* [EXERCISE DESCRIPTION]:
Gather from the material every line that contains the string "color".

* [TASK INPUTS]:

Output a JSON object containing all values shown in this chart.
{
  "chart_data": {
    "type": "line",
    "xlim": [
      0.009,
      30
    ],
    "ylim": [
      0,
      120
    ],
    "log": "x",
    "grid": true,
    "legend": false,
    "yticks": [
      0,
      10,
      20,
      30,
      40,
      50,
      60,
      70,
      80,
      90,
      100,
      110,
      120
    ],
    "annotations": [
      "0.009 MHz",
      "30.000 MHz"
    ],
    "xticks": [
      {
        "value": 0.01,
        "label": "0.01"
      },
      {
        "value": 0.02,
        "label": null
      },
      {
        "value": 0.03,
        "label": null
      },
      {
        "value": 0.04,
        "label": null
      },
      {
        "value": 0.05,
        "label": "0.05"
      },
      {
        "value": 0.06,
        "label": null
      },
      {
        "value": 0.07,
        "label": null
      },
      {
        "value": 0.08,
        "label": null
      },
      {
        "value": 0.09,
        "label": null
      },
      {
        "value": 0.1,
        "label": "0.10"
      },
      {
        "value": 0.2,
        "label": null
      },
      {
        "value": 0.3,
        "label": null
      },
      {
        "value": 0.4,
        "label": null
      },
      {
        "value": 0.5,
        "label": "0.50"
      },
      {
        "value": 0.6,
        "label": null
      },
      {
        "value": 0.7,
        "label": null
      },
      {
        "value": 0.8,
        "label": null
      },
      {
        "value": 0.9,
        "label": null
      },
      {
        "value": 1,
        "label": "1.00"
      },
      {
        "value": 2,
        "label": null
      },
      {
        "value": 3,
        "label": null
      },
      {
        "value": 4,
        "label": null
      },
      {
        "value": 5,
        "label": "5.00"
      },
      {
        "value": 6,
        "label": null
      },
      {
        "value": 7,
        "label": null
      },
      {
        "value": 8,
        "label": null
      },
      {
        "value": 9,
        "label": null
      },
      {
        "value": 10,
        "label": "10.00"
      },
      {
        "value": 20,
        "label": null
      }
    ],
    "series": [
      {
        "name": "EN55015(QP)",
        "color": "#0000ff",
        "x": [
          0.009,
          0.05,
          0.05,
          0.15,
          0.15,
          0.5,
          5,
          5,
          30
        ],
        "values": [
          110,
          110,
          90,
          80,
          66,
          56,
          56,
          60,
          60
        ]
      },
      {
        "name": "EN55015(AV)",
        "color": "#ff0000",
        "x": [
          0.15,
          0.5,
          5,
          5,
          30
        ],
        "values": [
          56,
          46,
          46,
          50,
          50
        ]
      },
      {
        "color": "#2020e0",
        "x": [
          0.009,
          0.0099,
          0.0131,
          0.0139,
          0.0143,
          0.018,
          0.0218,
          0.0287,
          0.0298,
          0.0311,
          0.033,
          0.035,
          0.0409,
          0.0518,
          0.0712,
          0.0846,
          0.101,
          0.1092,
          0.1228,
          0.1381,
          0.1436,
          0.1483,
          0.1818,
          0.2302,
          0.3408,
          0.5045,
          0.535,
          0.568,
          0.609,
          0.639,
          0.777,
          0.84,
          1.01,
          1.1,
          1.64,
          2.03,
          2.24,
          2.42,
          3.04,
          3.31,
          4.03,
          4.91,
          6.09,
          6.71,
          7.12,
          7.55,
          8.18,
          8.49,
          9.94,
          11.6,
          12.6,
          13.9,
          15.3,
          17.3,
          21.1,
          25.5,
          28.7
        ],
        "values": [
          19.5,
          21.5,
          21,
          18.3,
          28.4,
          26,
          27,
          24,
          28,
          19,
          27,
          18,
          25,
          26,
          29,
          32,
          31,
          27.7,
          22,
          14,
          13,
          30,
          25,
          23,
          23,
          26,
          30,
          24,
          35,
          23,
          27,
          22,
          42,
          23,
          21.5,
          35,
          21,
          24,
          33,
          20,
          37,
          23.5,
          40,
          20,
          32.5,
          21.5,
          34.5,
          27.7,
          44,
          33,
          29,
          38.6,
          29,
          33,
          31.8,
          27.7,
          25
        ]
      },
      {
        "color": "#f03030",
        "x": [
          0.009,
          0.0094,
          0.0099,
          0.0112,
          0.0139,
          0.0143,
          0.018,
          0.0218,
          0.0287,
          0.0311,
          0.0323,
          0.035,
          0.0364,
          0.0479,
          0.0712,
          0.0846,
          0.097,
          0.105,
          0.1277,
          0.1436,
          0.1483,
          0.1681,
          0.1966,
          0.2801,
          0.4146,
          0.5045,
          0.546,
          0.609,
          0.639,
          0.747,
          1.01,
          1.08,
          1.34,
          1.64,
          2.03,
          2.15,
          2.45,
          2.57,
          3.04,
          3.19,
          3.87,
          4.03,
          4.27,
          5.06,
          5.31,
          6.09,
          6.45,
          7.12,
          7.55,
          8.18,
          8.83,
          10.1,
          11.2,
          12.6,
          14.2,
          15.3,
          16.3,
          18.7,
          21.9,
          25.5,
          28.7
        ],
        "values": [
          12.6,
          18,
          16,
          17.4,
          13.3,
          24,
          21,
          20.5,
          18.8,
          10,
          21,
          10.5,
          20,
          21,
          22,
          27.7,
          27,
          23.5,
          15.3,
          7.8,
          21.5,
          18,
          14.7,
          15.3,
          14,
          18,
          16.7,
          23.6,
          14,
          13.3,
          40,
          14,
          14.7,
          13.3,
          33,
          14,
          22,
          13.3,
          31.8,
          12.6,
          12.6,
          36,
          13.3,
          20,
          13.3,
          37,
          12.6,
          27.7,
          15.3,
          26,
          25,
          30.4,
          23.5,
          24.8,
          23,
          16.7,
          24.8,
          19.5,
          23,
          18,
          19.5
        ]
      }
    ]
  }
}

* [EXERCISE OUTPUT]:
        "color": "#0000ff",
        "color": "#ff0000",
        "color": "#2020e0",
        "color": "#f03030",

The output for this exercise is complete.